→ Given instruction
Lift out all lines below that contain "Percentage".

→ Entries
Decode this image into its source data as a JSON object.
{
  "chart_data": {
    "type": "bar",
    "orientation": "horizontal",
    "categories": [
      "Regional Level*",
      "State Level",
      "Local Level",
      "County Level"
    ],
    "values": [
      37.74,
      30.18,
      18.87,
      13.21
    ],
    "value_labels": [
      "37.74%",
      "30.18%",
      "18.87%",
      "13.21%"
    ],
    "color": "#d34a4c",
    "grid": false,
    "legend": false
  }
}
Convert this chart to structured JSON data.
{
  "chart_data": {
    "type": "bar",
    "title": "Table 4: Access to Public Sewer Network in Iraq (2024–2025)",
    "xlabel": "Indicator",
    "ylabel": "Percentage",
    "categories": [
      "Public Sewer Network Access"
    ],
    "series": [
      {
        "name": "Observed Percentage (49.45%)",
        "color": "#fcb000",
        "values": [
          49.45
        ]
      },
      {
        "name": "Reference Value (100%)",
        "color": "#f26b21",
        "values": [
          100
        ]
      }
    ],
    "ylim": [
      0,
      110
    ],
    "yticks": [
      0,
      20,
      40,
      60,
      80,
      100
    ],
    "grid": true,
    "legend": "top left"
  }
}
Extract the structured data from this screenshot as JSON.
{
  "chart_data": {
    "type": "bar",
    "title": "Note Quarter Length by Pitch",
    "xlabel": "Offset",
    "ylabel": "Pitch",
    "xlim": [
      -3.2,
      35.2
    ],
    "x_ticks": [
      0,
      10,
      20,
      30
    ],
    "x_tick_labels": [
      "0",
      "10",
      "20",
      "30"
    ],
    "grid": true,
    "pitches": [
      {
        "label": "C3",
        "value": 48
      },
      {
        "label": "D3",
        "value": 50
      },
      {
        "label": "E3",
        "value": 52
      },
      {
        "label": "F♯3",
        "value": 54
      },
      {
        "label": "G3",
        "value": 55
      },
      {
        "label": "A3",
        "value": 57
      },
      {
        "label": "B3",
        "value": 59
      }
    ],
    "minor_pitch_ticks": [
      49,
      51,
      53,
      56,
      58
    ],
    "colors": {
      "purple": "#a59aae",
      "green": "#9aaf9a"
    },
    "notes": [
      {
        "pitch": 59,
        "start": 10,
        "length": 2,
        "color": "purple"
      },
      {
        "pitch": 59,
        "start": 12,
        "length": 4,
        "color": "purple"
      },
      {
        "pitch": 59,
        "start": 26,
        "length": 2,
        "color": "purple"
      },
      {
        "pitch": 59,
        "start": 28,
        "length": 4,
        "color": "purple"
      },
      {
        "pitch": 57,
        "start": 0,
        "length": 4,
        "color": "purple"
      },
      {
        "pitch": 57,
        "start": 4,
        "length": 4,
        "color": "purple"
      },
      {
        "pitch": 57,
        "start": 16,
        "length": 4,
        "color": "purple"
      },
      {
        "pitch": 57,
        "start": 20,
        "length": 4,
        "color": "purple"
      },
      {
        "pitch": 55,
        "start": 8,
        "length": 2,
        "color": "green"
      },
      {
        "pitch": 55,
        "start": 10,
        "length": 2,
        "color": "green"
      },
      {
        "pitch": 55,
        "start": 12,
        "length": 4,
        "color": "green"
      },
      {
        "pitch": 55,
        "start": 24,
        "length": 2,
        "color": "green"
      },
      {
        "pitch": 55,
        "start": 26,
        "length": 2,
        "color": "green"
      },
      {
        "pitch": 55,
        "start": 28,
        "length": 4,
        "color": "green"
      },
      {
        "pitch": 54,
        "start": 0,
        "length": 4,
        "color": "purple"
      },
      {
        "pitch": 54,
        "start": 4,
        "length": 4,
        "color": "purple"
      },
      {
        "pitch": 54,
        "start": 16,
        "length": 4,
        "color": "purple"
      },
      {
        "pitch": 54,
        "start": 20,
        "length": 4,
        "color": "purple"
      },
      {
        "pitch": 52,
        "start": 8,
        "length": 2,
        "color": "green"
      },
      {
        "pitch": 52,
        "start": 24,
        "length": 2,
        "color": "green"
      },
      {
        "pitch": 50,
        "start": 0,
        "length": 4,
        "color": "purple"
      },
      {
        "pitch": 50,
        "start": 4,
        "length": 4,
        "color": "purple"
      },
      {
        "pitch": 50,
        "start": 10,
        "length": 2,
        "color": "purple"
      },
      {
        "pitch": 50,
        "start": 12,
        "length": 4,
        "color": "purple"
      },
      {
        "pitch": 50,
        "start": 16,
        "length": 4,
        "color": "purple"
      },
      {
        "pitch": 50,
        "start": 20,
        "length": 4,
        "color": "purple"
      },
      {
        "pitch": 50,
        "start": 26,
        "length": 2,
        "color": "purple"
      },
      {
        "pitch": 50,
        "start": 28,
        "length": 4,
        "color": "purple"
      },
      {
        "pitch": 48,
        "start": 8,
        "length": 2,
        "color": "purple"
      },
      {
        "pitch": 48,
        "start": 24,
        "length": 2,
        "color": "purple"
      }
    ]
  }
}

→ Exercise response
    "ylabel": "Percentage",
        "name": "Observed Percentage (49.45%)",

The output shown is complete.